## Consegna 1
Trascrivi dal brano sulla vendita di Yahoo il tratto che va da "Chi la spunterà" fino a "Mail & General Trust." compreso.
## Consegna 2
Prosegui il brano sulla vendita di Yahoo, riprendendo dopo la sua ultima frase.

## Brano da leggere
Chi la spunterà in mezzo alla quarantina di pretendenti di Yahoo?
Le candidature dovranno arrivare entro stasera sul tavolo, ma finora, stando almeno a quanto appreso dal Wall Street Journal, solo Verizon e i fondi di private equity Bain Capital, Advent International e TPG sarebbero pronte a presentare un’offerta preliminare per mettere le mani su quella che negli anni ’90 era la più potente web company del mondo. Si sarebbero ritirate dalla corsa altri big come Google, Time, Comcast, AT&T e IAC/InterActiveCorp mentre restano incerte le intenzioni del gruppo inglese Daily Mail & General Trust.
Verizon è quindi il candidato più accreditato ad acquisire Yahoo, potendone fondere le attività web (email, siti di news, motore di ricerca, pubblicità) con quelle di AOL. E’ da dire, tuttavia, che non tutti sono convinti che questa via percorribile, dato che Verizon è ancora alle prese con l’assorbimento di AOL, acquisita nel maggio dello scorso anno per 4,4 miliardi di dollari
Verizon, potrebbe quindi installare i servizi Yahoo sugli smartphone dei suoi 112 milioni di clienti mobili e permettere così a Yahoo di recuperare quella ‘rivoluzione mobile’ più volte annunciata ma mai realmente agganciata.
Sulla graticola, ovviamente, il Ceo Marissa Mayer, chiamata a tentare di raddrizzare l’azienda quando già a un passo da baratro e ora accusata di varie cose: non essere stata troppo audace a livelli internazionale; non aver saputo scegliere le sue battaglie; essere stata arrogante coi dipendenti. Insomma, forse ci si aspettava troppo e per questo, nonostante qualche buon risultato lo abbia ottenuto, la Mayer – accolta come la salvatrice della patria – non è riuscita a invertire la rotta.
Se, infatti, negli anni ’90 Yahoo era la prima porta d’accesso a Internet – da cui consultare la posta, dare un’occhiata al meteo e fare delle ricerche – l’arrivo di Google e Facebook si è dimostrato fatale.
Yahoo ha continuato ad investire, a fare piccole acquisizioni e continua ad attirare 1 miliardo di utenti al mese. Ma pur continuando a fare tutto, non è più leader in niente e i ricavi pubblicitari sono una briciola rispetto a quelli degli avversari.

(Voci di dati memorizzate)
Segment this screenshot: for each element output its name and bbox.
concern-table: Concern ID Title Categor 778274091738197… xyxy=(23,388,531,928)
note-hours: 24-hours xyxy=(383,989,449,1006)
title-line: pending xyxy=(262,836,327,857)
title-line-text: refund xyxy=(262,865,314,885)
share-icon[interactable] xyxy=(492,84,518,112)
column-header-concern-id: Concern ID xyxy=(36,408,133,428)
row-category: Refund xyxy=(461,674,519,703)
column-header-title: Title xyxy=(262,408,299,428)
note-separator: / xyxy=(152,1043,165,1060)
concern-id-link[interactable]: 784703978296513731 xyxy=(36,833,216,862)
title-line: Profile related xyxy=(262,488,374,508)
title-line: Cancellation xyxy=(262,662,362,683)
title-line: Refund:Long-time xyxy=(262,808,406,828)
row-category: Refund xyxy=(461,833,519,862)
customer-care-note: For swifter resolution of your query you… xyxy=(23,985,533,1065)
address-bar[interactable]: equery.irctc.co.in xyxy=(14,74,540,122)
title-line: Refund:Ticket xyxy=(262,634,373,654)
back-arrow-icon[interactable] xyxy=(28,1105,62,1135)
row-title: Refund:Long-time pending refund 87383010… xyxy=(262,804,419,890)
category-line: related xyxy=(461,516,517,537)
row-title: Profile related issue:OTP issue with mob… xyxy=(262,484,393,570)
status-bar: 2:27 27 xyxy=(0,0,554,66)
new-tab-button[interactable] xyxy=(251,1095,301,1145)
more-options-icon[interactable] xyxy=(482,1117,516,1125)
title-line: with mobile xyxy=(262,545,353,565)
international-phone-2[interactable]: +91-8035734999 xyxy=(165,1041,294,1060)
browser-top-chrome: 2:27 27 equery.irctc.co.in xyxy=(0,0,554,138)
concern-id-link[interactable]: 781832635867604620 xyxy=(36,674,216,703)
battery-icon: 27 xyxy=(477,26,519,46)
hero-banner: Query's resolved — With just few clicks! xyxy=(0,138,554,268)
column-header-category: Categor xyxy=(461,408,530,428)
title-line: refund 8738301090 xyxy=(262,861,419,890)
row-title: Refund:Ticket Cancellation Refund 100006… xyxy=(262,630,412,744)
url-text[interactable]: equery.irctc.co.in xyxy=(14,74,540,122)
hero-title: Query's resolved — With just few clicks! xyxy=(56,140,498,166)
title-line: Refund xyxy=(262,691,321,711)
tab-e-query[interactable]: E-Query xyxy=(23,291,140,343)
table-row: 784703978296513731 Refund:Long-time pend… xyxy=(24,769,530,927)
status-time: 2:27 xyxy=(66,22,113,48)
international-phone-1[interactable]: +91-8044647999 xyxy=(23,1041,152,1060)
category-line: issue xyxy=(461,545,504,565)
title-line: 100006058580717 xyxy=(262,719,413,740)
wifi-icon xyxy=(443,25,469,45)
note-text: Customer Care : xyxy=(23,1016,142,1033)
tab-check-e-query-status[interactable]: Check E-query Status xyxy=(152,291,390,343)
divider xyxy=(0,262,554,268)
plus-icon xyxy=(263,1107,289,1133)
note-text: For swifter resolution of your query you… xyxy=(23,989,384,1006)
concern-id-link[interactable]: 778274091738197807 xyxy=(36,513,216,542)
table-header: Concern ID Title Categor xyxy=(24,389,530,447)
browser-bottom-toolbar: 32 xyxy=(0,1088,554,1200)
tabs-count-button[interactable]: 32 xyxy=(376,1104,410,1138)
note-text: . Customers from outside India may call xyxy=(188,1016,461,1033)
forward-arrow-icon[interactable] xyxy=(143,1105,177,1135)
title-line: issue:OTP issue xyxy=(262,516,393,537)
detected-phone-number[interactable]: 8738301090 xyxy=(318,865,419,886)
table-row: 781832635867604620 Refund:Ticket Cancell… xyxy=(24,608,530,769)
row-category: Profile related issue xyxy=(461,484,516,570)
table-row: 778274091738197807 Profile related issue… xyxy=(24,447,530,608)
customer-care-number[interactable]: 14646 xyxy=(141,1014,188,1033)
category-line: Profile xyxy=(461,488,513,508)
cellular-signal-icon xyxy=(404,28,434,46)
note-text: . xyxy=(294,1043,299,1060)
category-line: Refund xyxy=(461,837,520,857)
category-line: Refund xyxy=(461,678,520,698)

## Risultato 1
Chi la spunterà in mezzo alla quarantina di pretendenti di Yahoo?
Le candidature dovranno arrivare entro stasera sul tavolo, ma finora, stando almeno a quanto appreso dal Wall Street Journal, solo Verizon e i fondi di private equity Bain Capital, Advent International e TPG sarebbero pronte a presentare un’offerta preliminare per mettere le mani su quella che negli anni ’90 era la più potente web company del mondo. Si sarebbero ritirate dalla corsa altri big come Google, Time, Comcast, AT&T e IAC/InterActiveCorp mentre restano incerte le intenzioni del gruppo inglese Daily Mail & General Trust.

## Risultato 2
Il grosso della sua capitalizzazione da 34 miliardi è legato strettamente agli asset asiatici: la quota del 15% in Alibaba – il principale portale di eCommerce cinese – è valutata intorno a 30 miliardi e la quota del 35% in Yahoo Japan. Quota, quest’ultima, che Verizon, tra l’altro, sarebbe interessato anche a rilevare, portando nelle casse degli azionisti circa 8,5 miliardi di dollari.
La società – che lo scorso anno ha chiuso i bilanci con un fatturato di 4 miliardi e un tile di circa 1 miliardo- prevede per quest’anno ricavi per 3,5 miliardi, in calo del 14% sul 2015, e un Ebitda di 750 milioni, in calo del 21%. Se, quindi, per calcolare il valore del gruppo si usasse il consueto parametro di un montante equivalente a 5 volte l’Ebitda, Yahoo sarebbe venduto a non più di 6 miliardi di dollari.
E pensare che, nel 2008, Microsoft aveva messo sul piatto la cifra record di 44 miliardi di dollari per portare a casa Yahoo. Offerta rimandata al mittente perché ritenuta inadeguata rispetto al reale valore della società. Un’altra offerta da Redmond non arriverà di sicuro, anche se pare che Microsoft abbia intenzione di dare il suo sostegno finanziario a qualche potenziale acquirente, dati i diversi interessi comuni col gruppo di Sunnyvale nei settori della ricerca e della pubblicità.